**EXCERPTED TEXT**
- Born: Danielle Leherpeux 21 Jan 1941 Pluméliau
- Died: 13 June 2021

Academic work
- Discipline: Medical historian

= Danielle Gourevitch =

French medical historian and classicist (1941–2021)

Danielle Gourevitch (21 January 1941 – 13 June 2021) was a French medical historian and classicist.

== Early life and education ==
Born Danielle Leherpeux in Pluméliau (Morbihan), Gourevitch attended the École normale supérieure de jeunes filles in Sèvres.

== Career ==
From 1989 to 2008, the year of her retirement, Gourevitch served as the director of studies and chair of medical history for the École pratique des hautes études. While in this position, she specialised in teaching ancient Greek and Roman and nineteenth-century medicine. In 2002, she was made a member of the Institute for Advanced Study in Princeton, New Jersey.

==Recognition==
Gourevitch became a corresponding member of the International Academy of the History of Science in 1995, and a full member in 1999. In 2008, a festschrift was published in her honour entitled Femmes en médecine: actes de la journée internationale d'étude organisée à l"Université René-Descartes-Paris V, le 17 Mars 2006 en l'honneur de Danielle Gourevitch, edited by Véronique Boudon-Millot, Véronique Dasen, and Brigitte Maire and based on a study day also held in her honour.

== Personal life ==
In 1961, Gourevitch married Michel Gourevitch, a psychiatrist. The couple had two sons named Alexandre and Raphaël.

== Selected publications ==

=== Books ===

- (1984) Le mal d’être femme: La femme et la medécine dans la Rome antique. Paris: Les Belles Lettres. ISBN 2-251-33803-9.
- (1984) Le triangle hippocratique dans le monde gréco-romain. Le malade, sa maladie et son médecin. Rome: École française de Rome. ISBN 2-7283-0064-X.
- (2001, with Marie-Thérèse Raepsaet-Charlier) La femme dans la Rome antique. Paris: Hachette. ISBN 2-01-235310-X.
- (2011) Pour une archéologie de la médecine romaine. Collection Pathographie, 8. Paris: De Boccard. ISBN 9782701803029
- (2013) Limos kai loimos. A study of the Galenic Plague. Paris: De Boccard. ISBN 9782701803364.

=== Edited volumes ===

- (1992) Maladie et maladies. Histoire et conceptualisation. Mélanges en l’honneur de Mirko Grmek. Geneva: Librairie Droz.
- (1995) Histoire de la médecine. Leçons méthodologiques. Paris: Ellipses. ISBN 2-7298-9568-X.
- (1995) Médecins érudits de Coray à Sigerist. Actes du colloque de Saint-Julien-en-Beaujolais (juin 1994). Paris: De Boccard, Paris. ISBN 2-7018-0095-1.

**DATA SECTION**
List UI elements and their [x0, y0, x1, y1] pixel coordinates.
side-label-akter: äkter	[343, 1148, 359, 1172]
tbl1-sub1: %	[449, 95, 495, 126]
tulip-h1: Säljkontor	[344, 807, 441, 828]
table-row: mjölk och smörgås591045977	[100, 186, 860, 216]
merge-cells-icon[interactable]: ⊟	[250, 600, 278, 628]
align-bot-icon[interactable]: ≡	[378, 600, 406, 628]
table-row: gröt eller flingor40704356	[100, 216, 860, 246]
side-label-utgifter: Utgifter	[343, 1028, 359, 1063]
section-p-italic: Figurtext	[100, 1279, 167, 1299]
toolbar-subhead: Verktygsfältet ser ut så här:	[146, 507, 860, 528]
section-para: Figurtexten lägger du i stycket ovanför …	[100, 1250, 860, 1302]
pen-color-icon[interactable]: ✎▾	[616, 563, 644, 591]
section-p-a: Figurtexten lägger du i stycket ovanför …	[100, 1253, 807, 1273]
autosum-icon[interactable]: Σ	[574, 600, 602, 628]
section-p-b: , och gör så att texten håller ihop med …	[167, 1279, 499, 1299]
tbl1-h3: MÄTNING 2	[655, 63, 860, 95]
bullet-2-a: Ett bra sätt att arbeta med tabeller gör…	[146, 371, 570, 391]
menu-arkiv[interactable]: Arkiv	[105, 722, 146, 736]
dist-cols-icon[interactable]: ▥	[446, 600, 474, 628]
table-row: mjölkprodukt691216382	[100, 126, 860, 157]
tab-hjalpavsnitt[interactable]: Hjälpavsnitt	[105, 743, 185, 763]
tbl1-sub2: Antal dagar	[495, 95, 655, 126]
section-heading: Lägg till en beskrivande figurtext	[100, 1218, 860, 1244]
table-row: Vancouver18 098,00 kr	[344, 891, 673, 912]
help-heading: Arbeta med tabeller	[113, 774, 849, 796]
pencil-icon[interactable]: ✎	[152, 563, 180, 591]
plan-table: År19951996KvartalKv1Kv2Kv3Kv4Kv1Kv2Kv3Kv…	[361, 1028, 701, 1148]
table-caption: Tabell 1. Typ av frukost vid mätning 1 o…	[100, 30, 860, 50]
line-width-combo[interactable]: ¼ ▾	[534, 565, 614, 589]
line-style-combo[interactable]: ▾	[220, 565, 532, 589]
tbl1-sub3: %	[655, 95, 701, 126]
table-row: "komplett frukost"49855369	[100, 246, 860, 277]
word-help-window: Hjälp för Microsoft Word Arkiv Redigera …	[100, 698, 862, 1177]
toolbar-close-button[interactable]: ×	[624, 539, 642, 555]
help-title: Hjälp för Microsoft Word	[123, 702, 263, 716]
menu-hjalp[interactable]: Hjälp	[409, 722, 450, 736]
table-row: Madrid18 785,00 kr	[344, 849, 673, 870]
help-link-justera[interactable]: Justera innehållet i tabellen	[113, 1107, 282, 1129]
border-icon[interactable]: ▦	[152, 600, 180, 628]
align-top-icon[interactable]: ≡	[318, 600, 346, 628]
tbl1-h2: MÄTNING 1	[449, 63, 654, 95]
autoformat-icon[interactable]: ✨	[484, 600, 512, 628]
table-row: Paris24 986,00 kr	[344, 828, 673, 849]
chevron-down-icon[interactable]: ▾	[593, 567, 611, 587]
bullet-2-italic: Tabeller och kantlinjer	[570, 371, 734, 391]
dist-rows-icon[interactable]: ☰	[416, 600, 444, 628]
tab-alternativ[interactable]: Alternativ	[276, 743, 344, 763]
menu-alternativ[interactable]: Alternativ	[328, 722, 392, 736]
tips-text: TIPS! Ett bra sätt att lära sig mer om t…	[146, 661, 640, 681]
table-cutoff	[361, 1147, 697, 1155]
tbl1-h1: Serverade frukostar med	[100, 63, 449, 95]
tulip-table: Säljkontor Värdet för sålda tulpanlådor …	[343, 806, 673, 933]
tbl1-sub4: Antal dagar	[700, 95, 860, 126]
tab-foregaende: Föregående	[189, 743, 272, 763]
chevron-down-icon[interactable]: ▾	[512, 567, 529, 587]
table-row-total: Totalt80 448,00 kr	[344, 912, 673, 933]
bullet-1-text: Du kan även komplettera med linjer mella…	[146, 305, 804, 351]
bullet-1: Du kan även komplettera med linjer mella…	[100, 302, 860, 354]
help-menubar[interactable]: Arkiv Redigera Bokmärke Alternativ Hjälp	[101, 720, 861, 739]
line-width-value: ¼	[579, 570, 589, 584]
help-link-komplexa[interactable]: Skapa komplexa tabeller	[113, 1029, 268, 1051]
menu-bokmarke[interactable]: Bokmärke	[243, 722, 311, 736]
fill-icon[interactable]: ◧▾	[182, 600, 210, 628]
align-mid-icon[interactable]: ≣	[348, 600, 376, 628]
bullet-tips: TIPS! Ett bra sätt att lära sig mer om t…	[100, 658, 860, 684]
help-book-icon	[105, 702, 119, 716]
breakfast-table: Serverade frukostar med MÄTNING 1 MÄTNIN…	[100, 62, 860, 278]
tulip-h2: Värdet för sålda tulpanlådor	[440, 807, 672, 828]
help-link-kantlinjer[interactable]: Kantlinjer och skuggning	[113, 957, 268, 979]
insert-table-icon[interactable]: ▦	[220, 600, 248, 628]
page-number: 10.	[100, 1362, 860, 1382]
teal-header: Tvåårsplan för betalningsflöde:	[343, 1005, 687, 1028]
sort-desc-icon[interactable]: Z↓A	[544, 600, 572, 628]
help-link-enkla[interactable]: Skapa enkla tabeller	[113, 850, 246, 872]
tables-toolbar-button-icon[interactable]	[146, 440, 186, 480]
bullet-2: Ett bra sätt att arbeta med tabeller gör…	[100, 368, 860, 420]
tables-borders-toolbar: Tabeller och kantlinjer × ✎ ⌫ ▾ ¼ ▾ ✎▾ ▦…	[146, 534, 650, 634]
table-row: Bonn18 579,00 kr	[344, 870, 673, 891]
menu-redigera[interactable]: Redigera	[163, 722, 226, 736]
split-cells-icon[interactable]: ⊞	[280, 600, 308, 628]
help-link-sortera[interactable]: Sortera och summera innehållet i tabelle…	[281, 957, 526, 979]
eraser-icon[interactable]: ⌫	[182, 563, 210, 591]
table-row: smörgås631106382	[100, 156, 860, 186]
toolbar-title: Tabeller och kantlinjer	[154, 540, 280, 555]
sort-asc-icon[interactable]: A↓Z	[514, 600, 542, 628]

**WHAT IS EXPECTED**
Answer these from the Danielle Gourevitch article:
1. In which town was she born?
2. For which institution was she director of studies and chair of medical history from 1989 to 2008?
3. In what year did she become a full member of the International Academy of the History of Science?

**RESPONSE BOX**
1. Pluméliau (Morbihan)
2. The École pratique des hautes études
3. 1999